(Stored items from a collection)
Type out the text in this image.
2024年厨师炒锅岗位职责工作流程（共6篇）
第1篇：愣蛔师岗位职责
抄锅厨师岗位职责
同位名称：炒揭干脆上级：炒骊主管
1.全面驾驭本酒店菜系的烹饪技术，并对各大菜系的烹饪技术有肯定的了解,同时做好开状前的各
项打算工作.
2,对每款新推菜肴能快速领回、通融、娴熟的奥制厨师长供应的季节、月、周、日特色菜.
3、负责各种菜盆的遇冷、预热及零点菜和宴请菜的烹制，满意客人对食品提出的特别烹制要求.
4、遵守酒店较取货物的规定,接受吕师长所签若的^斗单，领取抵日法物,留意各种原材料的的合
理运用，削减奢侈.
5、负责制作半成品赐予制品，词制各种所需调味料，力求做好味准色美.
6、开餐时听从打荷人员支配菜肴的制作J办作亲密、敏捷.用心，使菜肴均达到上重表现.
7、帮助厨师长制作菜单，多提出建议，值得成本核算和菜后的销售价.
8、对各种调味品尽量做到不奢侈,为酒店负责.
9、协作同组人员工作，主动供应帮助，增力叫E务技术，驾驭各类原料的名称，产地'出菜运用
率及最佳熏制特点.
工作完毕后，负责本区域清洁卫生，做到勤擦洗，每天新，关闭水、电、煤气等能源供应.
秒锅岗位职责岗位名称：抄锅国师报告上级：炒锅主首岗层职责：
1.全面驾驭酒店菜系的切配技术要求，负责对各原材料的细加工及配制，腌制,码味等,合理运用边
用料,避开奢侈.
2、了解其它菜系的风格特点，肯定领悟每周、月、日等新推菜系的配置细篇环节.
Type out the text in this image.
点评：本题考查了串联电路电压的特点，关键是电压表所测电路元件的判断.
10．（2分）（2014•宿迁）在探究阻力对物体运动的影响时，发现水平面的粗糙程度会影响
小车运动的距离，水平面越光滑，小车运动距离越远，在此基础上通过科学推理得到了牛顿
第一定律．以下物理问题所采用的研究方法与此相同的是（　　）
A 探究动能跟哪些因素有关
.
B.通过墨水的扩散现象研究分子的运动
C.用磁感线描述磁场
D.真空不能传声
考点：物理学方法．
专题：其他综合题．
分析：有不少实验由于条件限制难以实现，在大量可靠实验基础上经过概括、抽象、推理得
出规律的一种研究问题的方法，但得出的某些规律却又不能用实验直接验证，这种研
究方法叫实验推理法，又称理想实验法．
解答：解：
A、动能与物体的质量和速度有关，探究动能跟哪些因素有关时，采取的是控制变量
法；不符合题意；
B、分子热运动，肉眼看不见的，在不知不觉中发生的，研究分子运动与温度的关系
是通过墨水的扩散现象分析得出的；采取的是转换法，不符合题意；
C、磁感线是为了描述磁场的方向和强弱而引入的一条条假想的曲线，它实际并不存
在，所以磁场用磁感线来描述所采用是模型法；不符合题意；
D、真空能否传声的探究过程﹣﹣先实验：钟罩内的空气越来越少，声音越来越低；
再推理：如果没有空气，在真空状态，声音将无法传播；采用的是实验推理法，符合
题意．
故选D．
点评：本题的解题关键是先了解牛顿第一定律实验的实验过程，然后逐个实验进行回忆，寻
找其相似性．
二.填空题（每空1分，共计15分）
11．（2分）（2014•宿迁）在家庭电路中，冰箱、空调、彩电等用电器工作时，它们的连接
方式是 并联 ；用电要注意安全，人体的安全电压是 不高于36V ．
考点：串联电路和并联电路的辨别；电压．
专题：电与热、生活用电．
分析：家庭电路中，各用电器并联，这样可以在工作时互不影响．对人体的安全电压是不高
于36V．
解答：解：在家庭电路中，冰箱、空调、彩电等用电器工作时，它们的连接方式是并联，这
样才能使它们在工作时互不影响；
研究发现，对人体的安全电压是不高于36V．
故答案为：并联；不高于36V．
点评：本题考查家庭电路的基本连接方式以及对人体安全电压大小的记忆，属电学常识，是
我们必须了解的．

- _GOAL_
Each line of the material should be echoed exactly.

- _SOLUTION_
Type out the text in this image.
2024年厨师炒锅岗位职责工作流程（共6篇）
第1篇：愣蛔师岗位职责
抄锅厨师岗位职责
同位名称：炒揭干脆上级：炒骊主管
1.全面驾驭本酒店菜系的烹饪技术，并对各大菜系的烹饪技术有肯定的了解,同时做好开状前的各
项打算工作.
2,对每款新推菜肴能快速领回、通融、娴熟的奥制厨师长供应的季节、月、周、日特色菜.
3、负责各种菜盆的遇冷、预热及零点菜和宴请菜的烹制，满意客人对食品提出的特别烹制要求.
4、遵守酒店较取货物的规定,接受吕师长所签若的^斗单，领取抵日法物,留意各种原材料的的合
理运用，削减奢侈.
5、负责制作半成品赐予制品，词制各种所需调味料，力求做好味准色美.
6、开餐时听从打荷人员支配菜肴的制作J办作亲密、敏捷.用心，使菜肴均达到上重表现.
7、帮助厨师长制作菜单，多提出建议，值得成本核算和菜后的销售价.
8、对各种调味品尽量做到不奢侈,为酒店负责.
9、协作同组人员工作，主动供应帮助，增力叫E务技术，驾驭各类原料的名称，产地'出菜运用
率及最佳熏制特点.
工作完毕后，负责本区域清洁卫生，做到勤擦洗，每天新，关闭水、电、煤气等能源供应.
秒锅岗位职责岗位名称：抄锅国师报告上级：炒锅主首岗层职责：
1.全面驾驭酒店菜系的切配技术要求，负责对各原材料的细加工及配制，腌制,码味等,合理运用边
用料,避开奢侈.
2、了解其它菜系的风格特点，肯定领悟每周、月、日等新推菜系的配置细篇环节.
Type out the text in this image.
点评：本题考查了串联电路电压的特点，关键是电压表所测电路元件的判断.
10．（2分）（2014•宿迁）在探究阻力对物体运动的影响时，发现水平面的粗糙程度会影响
小车运动的距离，水平面越光滑，小车运动距离越远，在此基础上通过科学推理得到了牛顿
第一定律．以下物理问题所采用的研究方法与此相同的是（　　）
A 探究动能跟哪些因素有关
.
B.通过墨水的扩散现象研究分子的运动
C.用磁感线描述磁场
D.真空不能传声
考点：物理学方法．
专题：其他综合题．
分析：有不少实验由于条件限制难以实现，在大量可靠实验基础上经过概括、抽象、推理得
出规律的一种研究问题的方法，但得出的某些规律却又不能用实验直接验证，这种研
究方法叫实验推理法，又称理想实验法．
解答：解：
A、动能与物体的质量和速度有关，探究动能跟哪些因素有关时，采取的是控制变量
法；不符合题意；
B、分子热运动，肉眼看不见的，在不知不觉中发生的，研究分子运动与温度的关系
是通过墨水的扩散现象分析得出的；采取的是转换法，不符合题意；
C、磁感线是为了描述磁场的方向和强弱而引入的一条条假想的曲线，它实际并不存
在，所以磁场用磁感线来描述所采用是模型法；不符合题意；
D、真空能否传声的探究过程﹣﹣先实验：钟罩内的空气越来越少，声音越来越低；
再推理：如果没有空气，在真空状态，声音将无法传播；采用的是实验推理法，符合
题意．
故选D．
点评：本题的解题关键是先了解牛顿第一定律实验的实验过程，然后逐个实验进行回忆，寻
找其相似性．
二.填空题（每空1分，共计15分）
11．（2分）（2014•宿迁）在家庭电路中，冰箱、空调、彩电等用电器工作时，它们的连接
方式是 并联 ；用电要注意安全，人体的安全电压是 不高于36V ．
考点：串联电路和并联电路的辨别；电压．
专题：电与热、生活用电．
分析：家庭电路中，各用电器并联，这样可以在工作时互不影响．对人体的安全电压是不高
于36V．
解答：解：在家庭电路中，冰箱、空调、彩电等用电器工作时，它们的连接方式是并联，这
样才能使它们在工作时互不影响；
研究发现，对人体的安全电压是不高于36V．
故答案为：并联；不高于36V．
点评：本题考查家庭电路的基本连接方式以及对人体安全电压大小的记忆，属电学常识，是
我们必须了解的．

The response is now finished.